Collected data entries

::::::::::

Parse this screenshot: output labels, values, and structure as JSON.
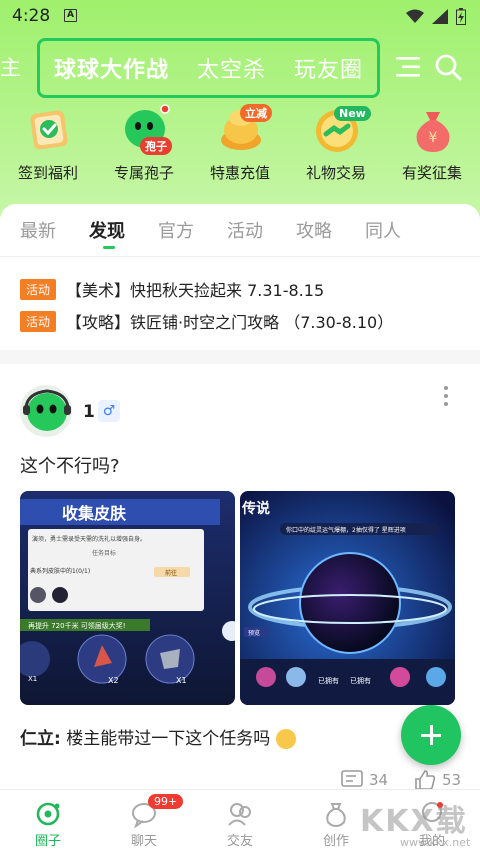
{
  "status_bar": {
    "time": "4:28",
    "notif_icon": "A"
  },
  "header": {
    "partial_tab": "主",
    "tabs": [
      {
        "label": "球球大作战",
        "active": true
      },
      {
        "label": "太空杀",
        "active": false
      },
      {
        "label": "玩友圈",
        "active": false
      }
    ],
    "tab_border_color": "#23c95b"
  },
  "quick_actions": [
    {
      "label": "签到福利",
      "icon": "sign-in-icon"
    },
    {
      "label": "专属孢子",
      "icon": "spore-icon",
      "badge": "孢子"
    },
    {
      "label": "特惠充值",
      "icon": "coin-icon",
      "badge": "立减"
    },
    {
      "label": "礼物交易",
      "icon": "gift-trade-icon",
      "badge": "New"
    },
    {
      "label": "有奖征集",
      "icon": "money-bag-icon"
    }
  ],
  "content_tabs": [
    {
      "label": "最新",
      "active": false
    },
    {
      "label": "发现",
      "active": true
    },
    {
      "label": "官方",
      "active": false
    },
    {
      "label": "活动",
      "active": false
    },
    {
      "label": "攻略",
      "active": false
    },
    {
      "label": "同人",
      "active": false
    }
  ],
  "notices": [
    {
      "tag": "活动",
      "text": "【美术】快把秋天捡起来 7.31-8.15"
    },
    {
      "tag": "活动",
      "text": "【攻略】铁匠铺·时空之门攻略 （7.30-8.10）"
    }
  ],
  "post": {
    "username": "1",
    "gender_symbol": "♂",
    "title": "这个不行吗?",
    "image1": {
      "heading": "收集皮肤",
      "line1": "演须，勇士需录受天需的洗礼以增强自身。",
      "sub": "任务目标",
      "row": "典系列皮肤中的1(0/1)",
      "btn": "前往",
      "bar": "再提升 720千米 可领届级大奖!",
      "x1": "X1",
      "x2": "X2",
      "x3": "X1"
    },
    "image2": {
      "heading": "传说",
      "bar": "你口中的绽灵运气爆棚，2抽仅得了 星辉进项",
      "tag": "预览",
      "s1": "已拥有",
      "s2": "已拥有"
    },
    "comment_user": "仁立:",
    "comment_text": "楼主能带过一下这个任务吗",
    "comments_count": "34",
    "likes_count": "53"
  },
  "bottom_nav": [
    {
      "label": "圈子",
      "icon": "circle-icon",
      "active": true
    },
    {
      "label": "聊天",
      "icon": "chat-icon",
      "badge": "99+"
    },
    {
      "label": "交友",
      "icon": "friends-icon"
    },
    {
      "label": "创作",
      "icon": "create-icon"
    },
    {
      "label": "我的",
      "icon": "profile-icon"
    }
  ],
  "watermark": {
    "main": "KKX载",
    "sub": "www.kkx.net"
  },
  "colors": {
    "accent": "#23c95b",
    "tag": "#f37e24",
    "fab": "#20c460",
    "badge_red": "#ef3b32"
  }
}
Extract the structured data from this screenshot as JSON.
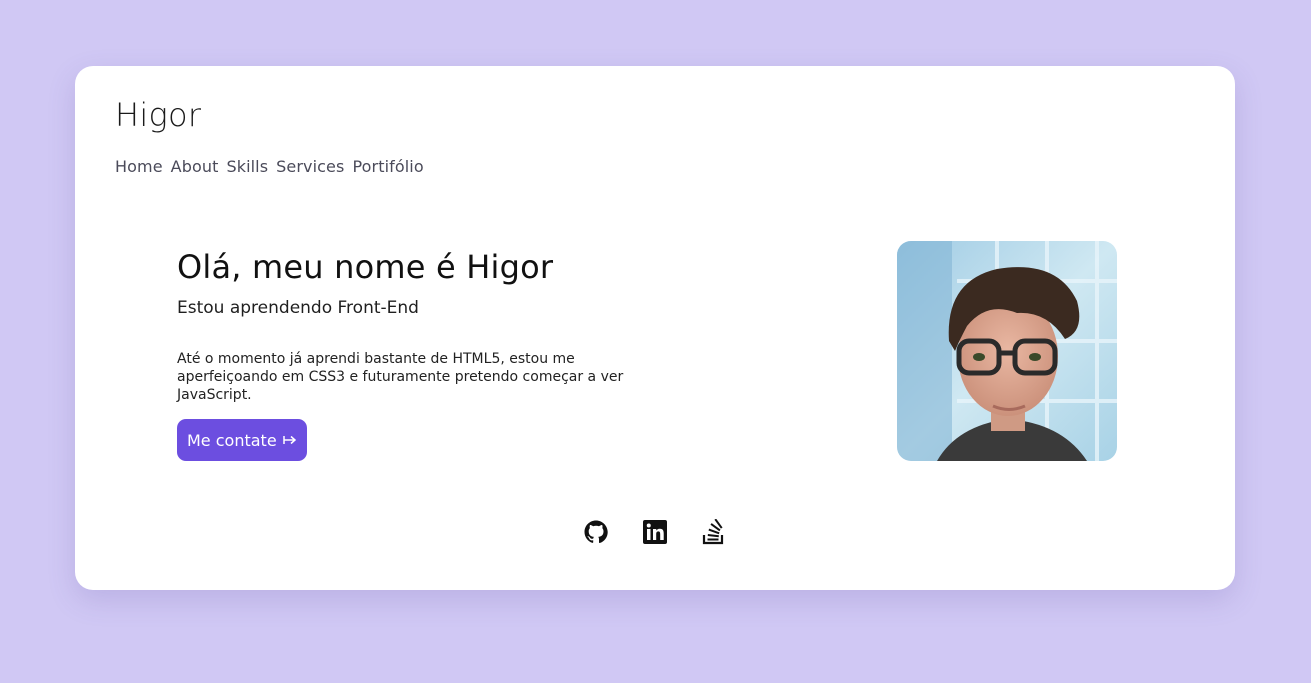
{
  "header": {
    "logo": "Higor",
    "nav": [
      {
        "label": "Home"
      },
      {
        "label": "About"
      },
      {
        "label": "Skills"
      },
      {
        "label": "Services"
      },
      {
        "label": "Portifólio"
      }
    ]
  },
  "hero": {
    "title": "Olá, meu nome é Higor",
    "subtitle": "Estou aprendendo Front-End",
    "description": "Até o momento já aprendi bastante de HTML5, estou me aperfeiçoando em CSS3 e futuramente pretendo começar a ver JavaScript.",
    "cta_label": "Me contate",
    "cta_icon": "arrow-right-bar-icon"
  },
  "socials": [
    {
      "icon": "github-icon"
    },
    {
      "icon": "linkedin-icon"
    },
    {
      "icon": "stackoverflow-icon"
    }
  ],
  "colors": {
    "page_background": "#d0c8f4",
    "card_background": "#ffffff",
    "accent": "#6c4ee0"
  }
}
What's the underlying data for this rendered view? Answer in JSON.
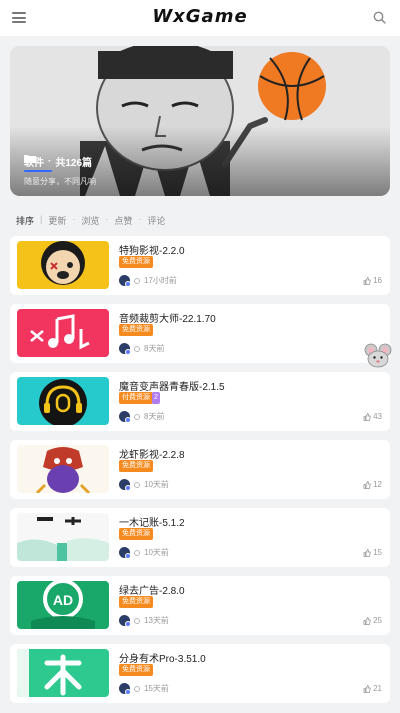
{
  "header": {
    "logo": "WxGame"
  },
  "banner": {
    "category": "软件",
    "count": "共126篇",
    "subtitle": "随意分享，不同凡响"
  },
  "sortbar": {
    "label": "排序",
    "options": [
      "更新",
      "浏览",
      "点赞",
      "评论"
    ]
  },
  "items": [
    {
      "title": "特狗影视-2.2.0",
      "tag": "免费资源",
      "time": "17小时前",
      "likes": "16"
    },
    {
      "title": "音频裁剪大师-22.1.70",
      "tag": "免费资源",
      "time": "8天前",
      "likes": ""
    },
    {
      "title": "魔音变声器青春版-2.1.5",
      "tag": "付费资源",
      "badge": "2",
      "time": "8天前",
      "likes": "43"
    },
    {
      "title": "龙虾影视-2.2.8",
      "tag": "免费资源",
      "time": "10天前",
      "likes": "12"
    },
    {
      "title": "一木记账-5.1.2",
      "tag": "免费资源",
      "time": "10天前",
      "likes": "15"
    },
    {
      "title": "绿去广告-2.8.0",
      "tag": "免费资源",
      "time": "13天前",
      "likes": "25"
    },
    {
      "title": "分身有术Pro-3.51.0",
      "tag": "免费资源",
      "time": "15天前",
      "likes": "21"
    }
  ]
}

::::::::::

*Work instructions:*
Write out the listing above again, exactly, but with no pictures in the copy.

*Result of the exercise:*
Parse this screenshot: output labels, values, and structure as JSON.
{
  "status_bar": {
    "time": "4:28",
    "notif_icon": "A"
  },
  "header": {
    "partial_tab": "主",
    "tabs": [
      {
        "label": "球球大作战",
        "active": true
      },
      {
        "label": "太空杀",
        "active": false
      },
      {
        "label": "玩友圈",
        "active": false
      }
    ],
    "tab_border_color": "#23c95b"
  },
  "quick_actions": [
    {
      "label": "签到福利",
      "icon": "sign-in-icon"
    },
    {
      "label": "专属孢子",
      "icon": "spore-icon",
      "badge": "孢子"
    },
    {
      "label": "特惠充值",
      "icon": "coin-icon",
      "badge": "立减"
    },
    {
      "label": "礼物交易",
      "icon": "gift-trade-icon",
      "badge": "New"
    },
    {
      "label": "有奖征集",
      "icon": "money-bag-icon"
    }
  ],
  "content_tabs": [
    {
      "label": "最新",
      "active": false
    },
    {
      "label": "发现",
      "active": true
    },
    {
      "label": "官方",
      "active": false
    },
    {
      "label": "活动",
      "active": false
    },
    {
      "label": "攻略",
      "active": false
    },
    {
      "label": "同人",
      "active": false
    }
  ],
  "notices": [
    {
      "tag": "活动",
      "text": "【美术】快把秋天捡起来 7.31-8.15"
    },
    {
      "tag": "活动",
      "text": "【攻略】铁匠铺·时空之门攻略 （7.30-8.10）"
    }
  ],
  "post": {
    "username": "1",
    "gender_symbol": "♂",
    "title": "这个不行吗?",
    "image1": {
      "heading": "收集皮肤",
      "line1": "演须，勇士需录受天需的洗礼以增强自身。",
      "sub": "任务目标",
      "row": "典系列皮肤中的1(0/1)",
      "btn": "前往",
      "bar": "再提升 720千米 可领届级大奖!",
      "x1": "X1",
      "x2": "X2",
      "x3": "X1"
    },
    "image2": {
      "heading": "传说",
      "bar": "你口中的绽灵运气爆棚，2抽仅得了 星辉进项",
      "tag": "预览",
      "s1": "已拥有",
      "s2": "已拥有"
    },
    "comment_user": "仁立:",
    "comment_text": "楼主能带过一下这个任务吗",
    "comments_count": "34",
    "likes_count": "53"
  },
  "bottom_nav": [
    {
      "label": "圈子",
      "icon": "circle-icon",
      "active": true
    },
    {
      "label": "聊天",
      "icon": "chat-icon",
      "badge": "99+"
    },
    {
      "label": "交友",
      "icon": "friends-icon"
    },
    {
      "label": "创作",
      "icon": "create-icon"
    },
    {
      "label": "我的",
      "icon": "profile-icon"
    }
  ],
  "watermark": {
    "main": "KKX载",
    "sub": "www.kkx.net"
  },
  "colors": {
    "accent": "#23c95b",
    "tag": "#f37e24",
    "fab": "#20c460",
    "badge_red": "#ef3b32"
  }
}
Extract the structured data from this screenshot as JSON.
{
  "header": {
    "logo": "Higor",
    "nav": [
      {
        "label": "Home"
      },
      {
        "label": "About"
      },
      {
        "label": "Skills"
      },
      {
        "label": "Services"
      },
      {
        "label": "Portifólio"
      }
    ]
  },
  "hero": {
    "title": "Olá, meu nome é Higor",
    "subtitle": "Estou aprendendo Front-End",
    "description": "Até o momento já aprendi bastante de HTML5, estou me aperfeiçoando em CSS3 e futuramente pretendo começar a ver JavaScript.",
    "cta_label": "Me contate",
    "cta_icon": "arrow-right-bar-icon"
  },
  "socials": [
    {
      "icon": "github-icon"
    },
    {
      "icon": "linkedin-icon"
    },
    {
      "icon": "stackoverflow-icon"
    }
  ],
  "colors": {
    "page_background": "#d0c8f4",
    "card_background": "#ffffff",
    "accent": "#6c4ee0"
  }
}
What's the underlying data for this rendered view? Answer in JSON.
{
  "header": {
    "logo": "WxGame"
  },
  "banner": {
    "category": "软件",
    "count": "共126篇",
    "subtitle": "随意分享，不同凡响"
  },
  "sortbar": {
    "label": "排序",
    "options": [
      "更新",
      "浏览",
      "点赞",
      "评论"
    ]
  },
  "items": [
    {
      "title": "特狗影视-2.2.0",
      "tag": "免费资源",
      "time": "17小时前",
      "likes": "16"
    },
    {
      "title": "音频裁剪大师-22.1.70",
      "tag": "免费资源",
      "time": "8天前",
      "likes": ""
    },
    {
      "title": "魔音变声器青春版-2.1.5",
      "tag": "付费资源",
      "badge": "2",
      "time": "8天前",
      "likes": "43"
    },
    {
      "title": "龙虾影视-2.2.8",
      "tag": "免费资源",
      "time": "10天前",
      "likes": "12"
    },
    {
      "title": "一木记账-5.1.2",
      "tag": "免费资源",
      "time": "10天前",
      "likes": "15"
    },
    {
      "title": "绿去广告-2.8.0",
      "tag": "免费资源",
      "time": "13天前",
      "likes": "25"
    },
    {
      "title": "分身有术Pro-3.51.0",
      "tag": "免费资源",
      "time": "15天前",
      "likes": "21"
    }
  ]
}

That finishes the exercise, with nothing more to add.